Data shown >>
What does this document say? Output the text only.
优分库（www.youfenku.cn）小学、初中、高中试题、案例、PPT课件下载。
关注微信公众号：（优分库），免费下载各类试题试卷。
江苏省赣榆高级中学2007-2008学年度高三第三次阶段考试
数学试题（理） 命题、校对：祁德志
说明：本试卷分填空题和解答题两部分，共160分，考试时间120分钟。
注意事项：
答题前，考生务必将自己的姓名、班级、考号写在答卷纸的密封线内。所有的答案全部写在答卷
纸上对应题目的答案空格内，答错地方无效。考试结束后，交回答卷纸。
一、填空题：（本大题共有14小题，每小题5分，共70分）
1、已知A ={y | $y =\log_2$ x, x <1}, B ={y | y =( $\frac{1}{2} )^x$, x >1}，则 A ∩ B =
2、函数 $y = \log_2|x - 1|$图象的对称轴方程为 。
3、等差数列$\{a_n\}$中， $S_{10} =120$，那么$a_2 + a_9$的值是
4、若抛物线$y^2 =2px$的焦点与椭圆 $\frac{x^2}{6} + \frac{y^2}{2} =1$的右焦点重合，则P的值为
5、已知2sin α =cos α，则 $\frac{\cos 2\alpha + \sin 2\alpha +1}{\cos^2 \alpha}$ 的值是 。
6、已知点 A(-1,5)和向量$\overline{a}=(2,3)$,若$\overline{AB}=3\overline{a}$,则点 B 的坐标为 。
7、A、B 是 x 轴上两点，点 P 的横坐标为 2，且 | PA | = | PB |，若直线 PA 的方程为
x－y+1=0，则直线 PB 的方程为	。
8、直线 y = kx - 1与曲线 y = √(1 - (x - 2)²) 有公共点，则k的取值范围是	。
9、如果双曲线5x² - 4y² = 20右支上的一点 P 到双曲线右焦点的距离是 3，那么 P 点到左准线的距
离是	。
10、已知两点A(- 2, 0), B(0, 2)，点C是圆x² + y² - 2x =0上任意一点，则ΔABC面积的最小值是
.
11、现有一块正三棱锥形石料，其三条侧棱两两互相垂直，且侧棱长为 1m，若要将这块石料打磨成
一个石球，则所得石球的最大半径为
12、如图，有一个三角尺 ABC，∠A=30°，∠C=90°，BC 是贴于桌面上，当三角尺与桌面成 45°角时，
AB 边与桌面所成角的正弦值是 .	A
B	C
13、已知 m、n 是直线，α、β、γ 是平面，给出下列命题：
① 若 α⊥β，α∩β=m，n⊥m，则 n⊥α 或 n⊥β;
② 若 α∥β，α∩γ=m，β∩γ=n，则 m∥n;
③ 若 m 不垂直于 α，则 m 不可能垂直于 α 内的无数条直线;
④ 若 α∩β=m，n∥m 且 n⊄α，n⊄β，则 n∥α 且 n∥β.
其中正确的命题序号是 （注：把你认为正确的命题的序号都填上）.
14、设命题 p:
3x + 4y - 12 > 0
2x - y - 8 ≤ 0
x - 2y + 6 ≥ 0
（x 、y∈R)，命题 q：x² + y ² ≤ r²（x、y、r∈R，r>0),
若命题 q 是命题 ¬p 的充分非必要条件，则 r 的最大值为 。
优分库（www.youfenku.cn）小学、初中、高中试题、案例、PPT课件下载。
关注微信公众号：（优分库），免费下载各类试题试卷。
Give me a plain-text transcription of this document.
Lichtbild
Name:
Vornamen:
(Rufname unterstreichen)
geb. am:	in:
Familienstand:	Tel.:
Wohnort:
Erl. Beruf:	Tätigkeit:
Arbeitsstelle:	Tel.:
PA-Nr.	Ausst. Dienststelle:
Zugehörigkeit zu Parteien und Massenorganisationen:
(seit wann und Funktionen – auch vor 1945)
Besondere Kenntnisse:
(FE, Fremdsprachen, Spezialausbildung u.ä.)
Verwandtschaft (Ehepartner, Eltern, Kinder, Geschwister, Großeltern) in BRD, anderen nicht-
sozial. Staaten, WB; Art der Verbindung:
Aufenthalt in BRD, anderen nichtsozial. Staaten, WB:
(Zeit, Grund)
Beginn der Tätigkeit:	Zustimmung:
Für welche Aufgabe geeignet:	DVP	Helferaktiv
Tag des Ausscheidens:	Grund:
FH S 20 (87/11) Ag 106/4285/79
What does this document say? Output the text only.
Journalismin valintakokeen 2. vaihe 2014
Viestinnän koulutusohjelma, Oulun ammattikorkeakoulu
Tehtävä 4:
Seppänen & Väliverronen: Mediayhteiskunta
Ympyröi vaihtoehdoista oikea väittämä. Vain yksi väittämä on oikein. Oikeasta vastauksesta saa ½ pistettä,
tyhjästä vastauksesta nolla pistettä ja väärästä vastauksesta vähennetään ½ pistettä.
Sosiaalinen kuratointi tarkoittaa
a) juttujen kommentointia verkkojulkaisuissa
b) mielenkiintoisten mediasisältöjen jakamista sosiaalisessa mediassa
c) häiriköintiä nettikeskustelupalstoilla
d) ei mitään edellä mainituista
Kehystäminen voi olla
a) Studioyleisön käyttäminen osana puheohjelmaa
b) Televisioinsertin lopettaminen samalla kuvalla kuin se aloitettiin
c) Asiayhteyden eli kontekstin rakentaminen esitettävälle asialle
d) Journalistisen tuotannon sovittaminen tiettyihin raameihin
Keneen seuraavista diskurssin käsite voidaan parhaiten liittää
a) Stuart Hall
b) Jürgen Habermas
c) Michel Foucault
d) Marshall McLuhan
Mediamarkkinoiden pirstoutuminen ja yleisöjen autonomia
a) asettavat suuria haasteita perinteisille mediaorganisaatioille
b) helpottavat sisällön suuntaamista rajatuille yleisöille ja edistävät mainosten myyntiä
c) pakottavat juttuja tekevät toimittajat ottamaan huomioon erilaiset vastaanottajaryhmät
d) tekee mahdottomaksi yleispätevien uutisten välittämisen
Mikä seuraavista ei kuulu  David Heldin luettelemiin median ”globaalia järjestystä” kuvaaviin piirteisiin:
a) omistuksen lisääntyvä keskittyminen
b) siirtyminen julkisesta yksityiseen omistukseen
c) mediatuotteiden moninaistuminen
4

Stated goal >>
Word for word, quote all of the data above.

Answer to this problem >>
What does this document say? Output the text only.
优分库（www.youfenku.cn）小学、初中、高中试题、案例、PPT课件下载。
关注微信公众号：（优分库），免费下载各类试题试卷。
江苏省赣榆高级中学2007-2008学年度高三第三次阶段考试
数学试题（理） 命题、校对：祁德志
说明：本试卷分填空题和解答题两部分，共160分，考试时间120分钟。
注意事项：
答题前，考生务必将自己的姓名、班级、考号写在答卷纸的密封线内。所有的答案全部写在答卷
纸上对应题目的答案空格内，答错地方无效。考试结束后，交回答卷纸。
一、填空题：（本大题共有14小题，每小题5分，共70分）
1、已知A ={y | $y =\log_2$ x, x <1}, B ={y | y =( $\frac{1}{2} )^x$, x >1}，则 A ∩ B =
2、函数 $y = \log_2|x - 1|$图象的对称轴方程为 。
3、等差数列$\{a_n\}$中， $S_{10} =120$，那么$a_2 + a_9$的值是
4、若抛物线$y^2 =2px$的焦点与椭圆 $\frac{x^2}{6} + \frac{y^2}{2} =1$的右焦点重合，则P的值为
5、已知2sin α =cos α，则 $\frac{\cos 2\alpha + \sin 2\alpha +1}{\cos^2 \alpha}$ 的值是 。
6、已知点 A(-1,5)和向量$\overline{a}=(2,3)$,若$\overline{AB}=3\overline{a}$,则点 B 的坐标为 。
7、A、B 是 x 轴上两点，点 P 的横坐标为 2，且 | PA | = | PB |，若直线 PA 的方程为
x－y+1=0，则直线 PB 的方程为	。
8、直线 y = kx - 1与曲线 y = √(1 - (x - 2)²) 有公共点，则k的取值范围是	。
9、如果双曲线5x² - 4y² = 20右支上的一点 P 到双曲线右焦点的距离是 3，那么 P 点到左准线的距
离是	。
10、已知两点A(- 2, 0), B(0, 2)，点C是圆x² + y² - 2x =0上任意一点，则ΔABC面积的最小值是
.
11、现有一块正三棱锥形石料，其三条侧棱两两互相垂直，且侧棱长为 1m，若要将这块石料打磨成
一个石球，则所得石球的最大半径为
12、如图，有一个三角尺 ABC，∠A=30°，∠C=90°，BC 是贴于桌面上，当三角尺与桌面成 45°角时，
AB 边与桌面所成角的正弦值是 .	A
B	C
13、已知 m、n 是直线，α、β、γ 是平面，给出下列命题：
① 若 α⊥β，α∩β=m，n⊥m，则 n⊥α 或 n⊥β;
② 若 α∥β，α∩γ=m，β∩γ=n，则 m∥n;
③ 若 m 不垂直于 α，则 m 不可能垂直于 α 内的无数条直线;
④ 若 α∩β=m，n∥m 且 n⊄α，n⊄β，则 n∥α 且 n∥β.
其中正确的命题序号是 （注：把你认为正确的命题的序号都填上）.
14、设命题 p:
3x + 4y - 12 > 0
2x - y - 8 ≤ 0
x - 2y + 6 ≥ 0
（x 、y∈R)，命题 q：x² + y ² ≤ r²（x、y、r∈R，r>0),
若命题 q 是命题 ¬p 的充分非必要条件，则 r 的最大值为 。
优分库（www.youfenku.cn）小学、初中、高中试题、案例、PPT课件下载。
关注微信公众号：（优分库），免费下载各类试题试卷。
Give me a plain-text transcription of this document.
Lichtbild
Name:
Vornamen:
(Rufname unterstreichen)
geb. am:	in:
Familienstand:	Tel.:
Wohnort:
Erl. Beruf:	Tätigkeit:
Arbeitsstelle:	Tel.:
PA-Nr.	Ausst. Dienststelle:
Zugehörigkeit zu Parteien und Massenorganisationen:
(seit wann und Funktionen – auch vor 1945)
Besondere Kenntnisse:
(FE, Fremdsprachen, Spezialausbildung u.ä.)
Verwandtschaft (Ehepartner, Eltern, Kinder, Geschwister, Großeltern) in BRD, anderen nicht-
sozial. Staaten, WB; Art der Verbindung:
Aufenthalt in BRD, anderen nichtsozial. Staaten, WB:
(Zeit, Grund)
Beginn der Tätigkeit:	Zustimmung:
Für welche Aufgabe geeignet:	DVP	Helferaktiv
Tag des Ausscheidens:	Grund:
FH S 20 (87/11) Ag 106/4285/79
What does this document say? Output the text only.
Journalismin valintakokeen 2. vaihe 2014
Viestinnän koulutusohjelma, Oulun ammattikorkeakoulu
Tehtävä 4:
Seppänen & Väliverronen: Mediayhteiskunta
Ympyröi vaihtoehdoista oikea väittämä. Vain yksi väittämä on oikein. Oikeasta vastauksesta saa ½ pistettä,
tyhjästä vastauksesta nolla pistettä ja väärästä vastauksesta vähennetään ½ pistettä.
Sosiaalinen kuratointi tarkoittaa
a) juttujen kommentointia verkkojulkaisuissa
b) mielenkiintoisten mediasisältöjen jakamista sosiaalisessa mediassa
c) häiriköintiä nettikeskustelupalstoilla
d) ei mitään edellä mainituista
Kehystäminen voi olla
a) Studioyleisön käyttäminen osana puheohjelmaa
b) Televisioinsertin lopettaminen samalla kuvalla kuin se aloitettiin
c) Asiayhteyden eli kontekstin rakentaminen esitettävälle asialle
d) Journalistisen tuotannon sovittaminen tiettyihin raameihin
Keneen seuraavista diskurssin käsite voidaan parhaiten liittää
a) Stuart Hall
b) Jürgen Habermas
c) Michel Foucault
d) Marshall McLuhan
Mediamarkkinoiden pirstoutuminen ja yleisöjen autonomia
a) asettavat suuria haasteita perinteisille mediaorganisaatioille
b) helpottavat sisällön suuntaamista rajatuille yleisöille ja edistävät mainosten myyntiä
c) pakottavat juttuja tekevät toimittajat ottamaan huomioon erilaiset vastaanottajaryhmät
d) tekee mahdottomaksi yleispätevien uutisten välittämisen
Mikä seuraavista ei kuulu  David Heldin luettelemiin median ”globaalia järjestystä” kuvaaviin piirteisiin:
a) omistuksen lisääntyvä keskittyminen
b) siirtyminen julkisesta yksityiseen omistukseen
c) mediatuotteiden moninaistuminen
4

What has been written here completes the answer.